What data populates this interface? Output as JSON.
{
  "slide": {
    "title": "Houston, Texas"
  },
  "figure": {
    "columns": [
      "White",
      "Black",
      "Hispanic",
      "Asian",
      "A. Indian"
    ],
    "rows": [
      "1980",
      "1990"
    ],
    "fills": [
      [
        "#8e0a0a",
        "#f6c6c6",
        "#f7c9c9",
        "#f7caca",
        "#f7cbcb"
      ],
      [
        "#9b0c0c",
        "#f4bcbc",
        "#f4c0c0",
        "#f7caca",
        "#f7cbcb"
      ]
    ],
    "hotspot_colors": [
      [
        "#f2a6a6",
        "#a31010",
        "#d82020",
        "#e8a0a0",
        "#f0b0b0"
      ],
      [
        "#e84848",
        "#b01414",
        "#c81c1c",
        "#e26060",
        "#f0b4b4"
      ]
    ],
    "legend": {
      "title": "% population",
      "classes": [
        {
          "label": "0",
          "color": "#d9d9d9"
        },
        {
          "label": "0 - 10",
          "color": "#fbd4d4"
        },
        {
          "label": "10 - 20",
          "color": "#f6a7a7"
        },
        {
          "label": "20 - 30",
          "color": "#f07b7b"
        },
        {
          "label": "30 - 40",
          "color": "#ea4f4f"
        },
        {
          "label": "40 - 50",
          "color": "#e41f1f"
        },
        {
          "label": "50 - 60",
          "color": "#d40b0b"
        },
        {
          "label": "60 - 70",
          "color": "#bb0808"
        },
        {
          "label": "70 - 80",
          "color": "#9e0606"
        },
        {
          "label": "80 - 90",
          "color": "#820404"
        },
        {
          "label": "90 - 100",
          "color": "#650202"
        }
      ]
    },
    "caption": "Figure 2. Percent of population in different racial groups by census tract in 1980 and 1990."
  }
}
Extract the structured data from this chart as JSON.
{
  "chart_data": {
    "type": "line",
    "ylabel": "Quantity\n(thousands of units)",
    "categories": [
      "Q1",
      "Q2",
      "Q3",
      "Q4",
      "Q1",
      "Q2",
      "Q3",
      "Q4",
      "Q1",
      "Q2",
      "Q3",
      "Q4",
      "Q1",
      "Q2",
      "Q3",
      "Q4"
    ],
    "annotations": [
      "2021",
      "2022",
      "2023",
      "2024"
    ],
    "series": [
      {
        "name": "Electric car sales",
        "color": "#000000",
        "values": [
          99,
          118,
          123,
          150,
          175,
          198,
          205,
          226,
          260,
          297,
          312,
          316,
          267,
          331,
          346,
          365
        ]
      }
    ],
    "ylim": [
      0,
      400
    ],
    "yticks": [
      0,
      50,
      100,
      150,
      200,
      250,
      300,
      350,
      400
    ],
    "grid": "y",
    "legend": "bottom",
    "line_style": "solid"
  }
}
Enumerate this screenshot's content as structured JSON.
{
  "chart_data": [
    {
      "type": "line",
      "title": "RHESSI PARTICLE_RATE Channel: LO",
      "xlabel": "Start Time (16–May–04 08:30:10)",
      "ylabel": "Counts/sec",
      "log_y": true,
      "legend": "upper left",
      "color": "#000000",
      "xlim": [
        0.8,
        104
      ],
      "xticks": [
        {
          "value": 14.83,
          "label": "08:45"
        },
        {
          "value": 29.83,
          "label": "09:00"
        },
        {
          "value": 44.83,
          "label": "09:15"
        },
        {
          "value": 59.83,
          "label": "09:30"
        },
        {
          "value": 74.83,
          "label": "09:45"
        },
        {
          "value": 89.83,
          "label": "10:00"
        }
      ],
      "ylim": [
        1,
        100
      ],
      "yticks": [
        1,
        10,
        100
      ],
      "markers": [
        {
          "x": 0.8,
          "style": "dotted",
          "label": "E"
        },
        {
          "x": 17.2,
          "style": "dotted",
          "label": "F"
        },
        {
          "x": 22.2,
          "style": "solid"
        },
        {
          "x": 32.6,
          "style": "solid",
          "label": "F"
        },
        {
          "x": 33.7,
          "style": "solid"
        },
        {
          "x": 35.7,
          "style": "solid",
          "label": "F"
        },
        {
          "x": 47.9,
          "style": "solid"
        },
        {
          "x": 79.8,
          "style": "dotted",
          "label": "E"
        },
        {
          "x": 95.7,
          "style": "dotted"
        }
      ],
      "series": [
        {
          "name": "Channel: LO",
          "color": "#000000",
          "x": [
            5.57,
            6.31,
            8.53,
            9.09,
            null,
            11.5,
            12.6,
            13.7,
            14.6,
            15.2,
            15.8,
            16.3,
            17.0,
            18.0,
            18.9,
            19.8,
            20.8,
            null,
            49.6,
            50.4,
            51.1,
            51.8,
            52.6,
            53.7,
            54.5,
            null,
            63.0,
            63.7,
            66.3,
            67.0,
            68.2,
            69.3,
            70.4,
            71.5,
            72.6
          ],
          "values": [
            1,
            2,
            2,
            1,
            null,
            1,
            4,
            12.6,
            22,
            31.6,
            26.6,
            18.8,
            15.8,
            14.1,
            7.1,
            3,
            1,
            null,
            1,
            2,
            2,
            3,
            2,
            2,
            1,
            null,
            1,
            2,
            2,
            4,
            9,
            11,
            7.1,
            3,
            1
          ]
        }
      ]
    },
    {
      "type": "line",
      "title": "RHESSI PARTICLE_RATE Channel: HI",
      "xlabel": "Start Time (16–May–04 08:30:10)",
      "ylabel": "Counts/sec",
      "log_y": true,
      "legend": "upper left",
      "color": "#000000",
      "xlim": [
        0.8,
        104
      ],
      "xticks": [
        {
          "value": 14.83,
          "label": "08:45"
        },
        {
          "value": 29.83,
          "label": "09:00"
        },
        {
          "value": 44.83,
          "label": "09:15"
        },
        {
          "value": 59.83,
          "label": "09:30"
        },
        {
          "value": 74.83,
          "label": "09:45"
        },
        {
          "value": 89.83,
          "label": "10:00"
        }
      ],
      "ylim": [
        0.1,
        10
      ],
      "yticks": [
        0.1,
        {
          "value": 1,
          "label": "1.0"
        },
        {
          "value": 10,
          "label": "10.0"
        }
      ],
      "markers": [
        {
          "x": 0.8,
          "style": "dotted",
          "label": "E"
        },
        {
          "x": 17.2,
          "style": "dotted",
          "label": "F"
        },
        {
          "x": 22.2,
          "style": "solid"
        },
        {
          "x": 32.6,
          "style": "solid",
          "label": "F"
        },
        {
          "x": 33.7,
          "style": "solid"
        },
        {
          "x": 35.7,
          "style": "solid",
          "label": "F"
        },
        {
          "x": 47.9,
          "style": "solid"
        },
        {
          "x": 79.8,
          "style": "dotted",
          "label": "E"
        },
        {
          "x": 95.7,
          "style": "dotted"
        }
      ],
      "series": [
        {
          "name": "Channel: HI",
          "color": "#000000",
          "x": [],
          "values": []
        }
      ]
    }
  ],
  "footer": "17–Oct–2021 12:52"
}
====
GIVEN INSTRUCTION ::
The answer is a single number: how many lines include the word "legend"?

THE RESPONSE ::
4